**Written task:** Locate every line below that contains the word "JSON" and copy it.

[start]

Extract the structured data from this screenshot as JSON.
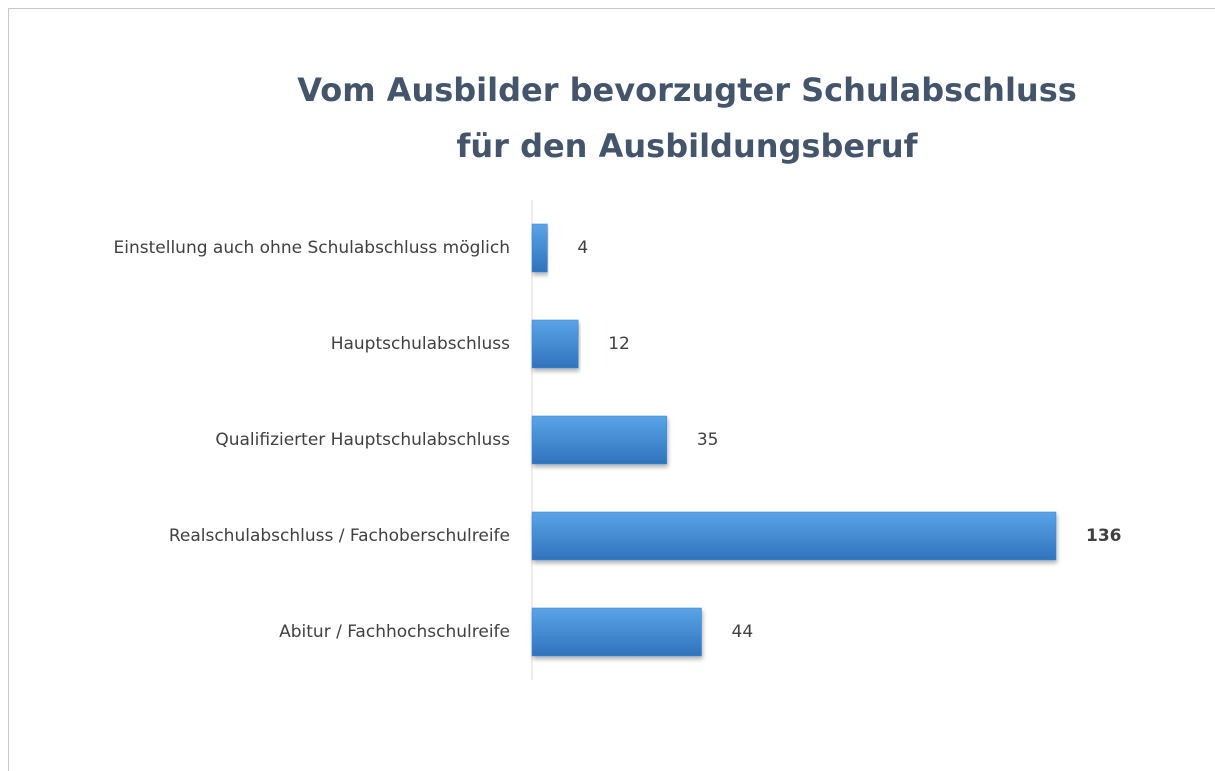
{
  "chart_data": {
    "type": "bar",
    "orientation": "horizontal",
    "title": "Vom Ausbilder bevorzugter Schulabschluss\nfür den Ausbildungsberuf",
    "categories": [
      "Einstellung auch ohne Schulabschluss möglich",
      "Hauptschulabschluss",
      "Qualifizierter Hauptschulabschluss",
      "Realschulabschluss / Fachoberschulreife",
      "Abitur / Fachhochschulreife"
    ],
    "values": [
      4,
      12,
      35,
      136,
      44
    ],
    "color": "#3b86d4"
  }
}
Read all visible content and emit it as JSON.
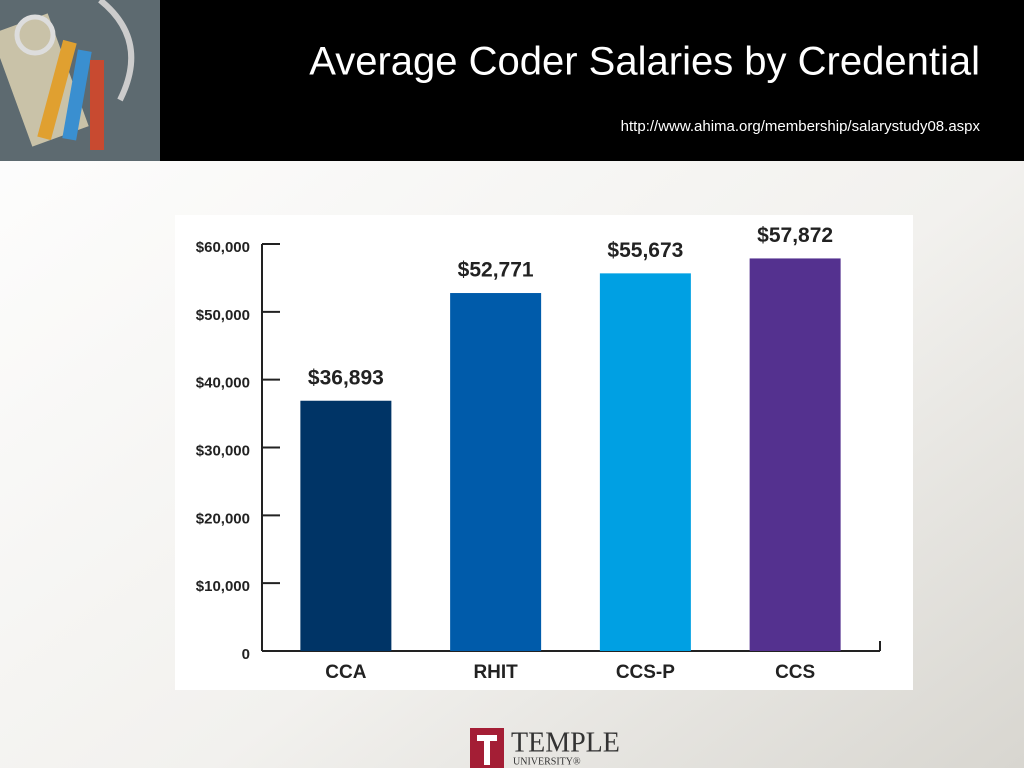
{
  "chart_data": {
    "type": "bar",
    "title": "Average Coder Salaries by Credential",
    "subtitle": "http://www.ahima.org/membership/salarystudy08.aspx",
    "categories": [
      "CCA",
      "RHIT",
      "CCS-P",
      "CCS"
    ],
    "values": [
      36893,
      52771,
      55673,
      57872
    ],
    "value_labels": [
      "$36,893",
      "$52,771",
      "$55,673",
      "$57,872"
    ],
    "colors": [
      "#003466",
      "#005baa",
      "#00a0e3",
      "#54318f"
    ],
    "ylim": [
      0,
      60000
    ],
    "yticks": [
      0,
      {
        "value": 10000,
        "label": "$10,000"
      },
      {
        "value": 20000,
        "label": "$20,000"
      },
      {
        "value": 30000,
        "label": "$30,000"
      },
      {
        "value": 40000,
        "label": "$40,000"
      },
      {
        "value": 50000,
        "label": "$50,000"
      },
      {
        "value": 60000,
        "label": "$60,000"
      }
    ]
  },
  "logo": {
    "name": "TEMPLE",
    "sub": "UNIVERSITY®"
  }
}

[end]

**Written solution:**
Extract the structured data from this screenshot as JSON.
Read all visible content and emit it as JSON.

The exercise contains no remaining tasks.